→ **What the task requires**: Find the number of lines below in which the word "this" appears, and write that number only.
════════════════════
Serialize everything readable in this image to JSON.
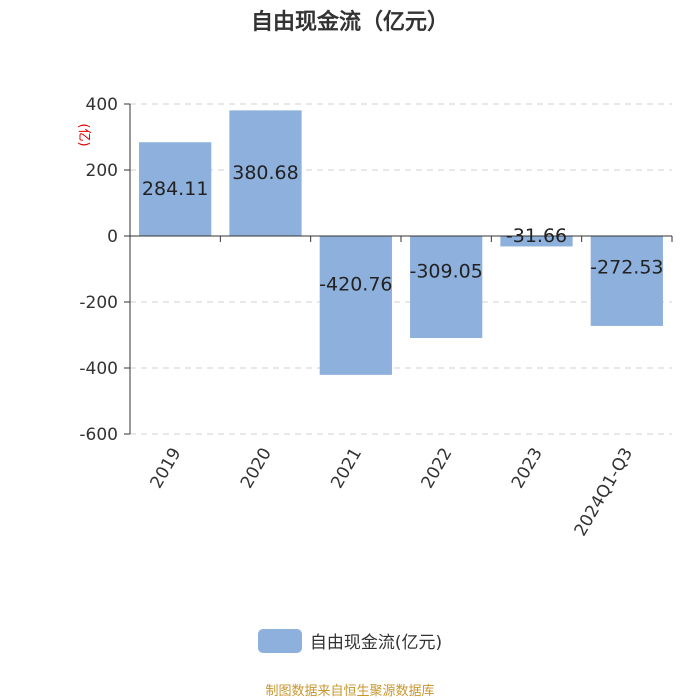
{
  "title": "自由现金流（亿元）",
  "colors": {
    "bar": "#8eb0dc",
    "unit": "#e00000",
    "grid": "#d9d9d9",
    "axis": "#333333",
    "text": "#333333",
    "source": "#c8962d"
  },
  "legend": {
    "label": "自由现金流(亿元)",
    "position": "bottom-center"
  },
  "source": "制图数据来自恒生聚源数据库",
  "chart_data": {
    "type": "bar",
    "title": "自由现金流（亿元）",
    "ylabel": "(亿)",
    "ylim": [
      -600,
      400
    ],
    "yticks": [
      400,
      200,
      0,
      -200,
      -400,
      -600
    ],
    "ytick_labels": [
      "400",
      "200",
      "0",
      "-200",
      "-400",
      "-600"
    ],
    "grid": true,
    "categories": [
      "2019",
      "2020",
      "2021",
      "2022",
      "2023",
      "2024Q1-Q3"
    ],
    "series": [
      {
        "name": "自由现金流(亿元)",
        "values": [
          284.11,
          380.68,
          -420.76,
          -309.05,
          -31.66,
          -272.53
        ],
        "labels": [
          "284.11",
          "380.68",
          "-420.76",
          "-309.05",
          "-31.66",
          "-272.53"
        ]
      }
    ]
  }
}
════════════════════
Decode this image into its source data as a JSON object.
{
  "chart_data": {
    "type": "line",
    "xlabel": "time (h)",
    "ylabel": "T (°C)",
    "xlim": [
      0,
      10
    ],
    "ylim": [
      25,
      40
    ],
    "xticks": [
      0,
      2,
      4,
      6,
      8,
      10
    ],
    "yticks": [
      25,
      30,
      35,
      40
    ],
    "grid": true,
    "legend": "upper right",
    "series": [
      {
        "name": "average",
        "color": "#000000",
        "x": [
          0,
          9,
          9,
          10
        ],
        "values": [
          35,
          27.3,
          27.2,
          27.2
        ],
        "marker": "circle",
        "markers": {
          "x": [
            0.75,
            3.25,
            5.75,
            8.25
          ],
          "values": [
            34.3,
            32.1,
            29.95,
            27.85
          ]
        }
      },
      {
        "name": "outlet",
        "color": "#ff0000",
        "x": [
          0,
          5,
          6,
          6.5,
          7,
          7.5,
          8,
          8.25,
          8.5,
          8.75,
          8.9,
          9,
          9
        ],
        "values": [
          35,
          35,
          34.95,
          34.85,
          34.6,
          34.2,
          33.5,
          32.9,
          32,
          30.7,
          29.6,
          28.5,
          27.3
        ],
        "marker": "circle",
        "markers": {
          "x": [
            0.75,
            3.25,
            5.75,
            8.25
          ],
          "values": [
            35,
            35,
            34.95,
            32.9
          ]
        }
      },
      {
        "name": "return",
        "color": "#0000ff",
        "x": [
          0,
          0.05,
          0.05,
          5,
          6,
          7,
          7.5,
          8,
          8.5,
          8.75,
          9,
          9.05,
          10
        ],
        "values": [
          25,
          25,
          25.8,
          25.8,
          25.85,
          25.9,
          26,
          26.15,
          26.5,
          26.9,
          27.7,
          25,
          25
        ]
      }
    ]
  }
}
════════════════════
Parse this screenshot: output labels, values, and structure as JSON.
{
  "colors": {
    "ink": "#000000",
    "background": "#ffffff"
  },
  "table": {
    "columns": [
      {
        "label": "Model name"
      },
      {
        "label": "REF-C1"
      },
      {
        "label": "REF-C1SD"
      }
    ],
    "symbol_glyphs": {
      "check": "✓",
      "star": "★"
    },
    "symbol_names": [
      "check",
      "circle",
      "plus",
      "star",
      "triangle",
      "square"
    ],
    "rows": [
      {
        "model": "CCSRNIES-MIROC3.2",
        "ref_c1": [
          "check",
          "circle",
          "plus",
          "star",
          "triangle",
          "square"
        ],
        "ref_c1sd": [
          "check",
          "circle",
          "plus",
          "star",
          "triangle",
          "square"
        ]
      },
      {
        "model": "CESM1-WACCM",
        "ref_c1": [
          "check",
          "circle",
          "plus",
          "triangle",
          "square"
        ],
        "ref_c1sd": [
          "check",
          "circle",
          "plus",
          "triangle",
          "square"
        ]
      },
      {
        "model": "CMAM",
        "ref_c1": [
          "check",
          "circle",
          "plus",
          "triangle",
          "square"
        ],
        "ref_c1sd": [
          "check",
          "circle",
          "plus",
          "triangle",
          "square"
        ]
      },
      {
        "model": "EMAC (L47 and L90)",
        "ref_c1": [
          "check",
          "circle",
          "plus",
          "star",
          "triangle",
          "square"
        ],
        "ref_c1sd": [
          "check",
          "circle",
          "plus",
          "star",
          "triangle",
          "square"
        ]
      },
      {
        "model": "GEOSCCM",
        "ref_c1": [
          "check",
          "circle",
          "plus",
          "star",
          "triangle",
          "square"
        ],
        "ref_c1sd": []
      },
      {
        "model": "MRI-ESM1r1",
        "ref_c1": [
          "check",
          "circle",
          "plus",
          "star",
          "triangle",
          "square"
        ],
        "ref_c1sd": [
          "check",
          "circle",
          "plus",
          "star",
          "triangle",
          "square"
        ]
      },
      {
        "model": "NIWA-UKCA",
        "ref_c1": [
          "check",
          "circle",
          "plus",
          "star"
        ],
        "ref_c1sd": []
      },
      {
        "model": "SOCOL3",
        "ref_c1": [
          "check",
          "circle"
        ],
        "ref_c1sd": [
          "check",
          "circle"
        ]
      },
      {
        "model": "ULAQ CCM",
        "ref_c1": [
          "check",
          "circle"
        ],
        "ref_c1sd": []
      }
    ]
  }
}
════════════════════
→ **Response to the task**: 3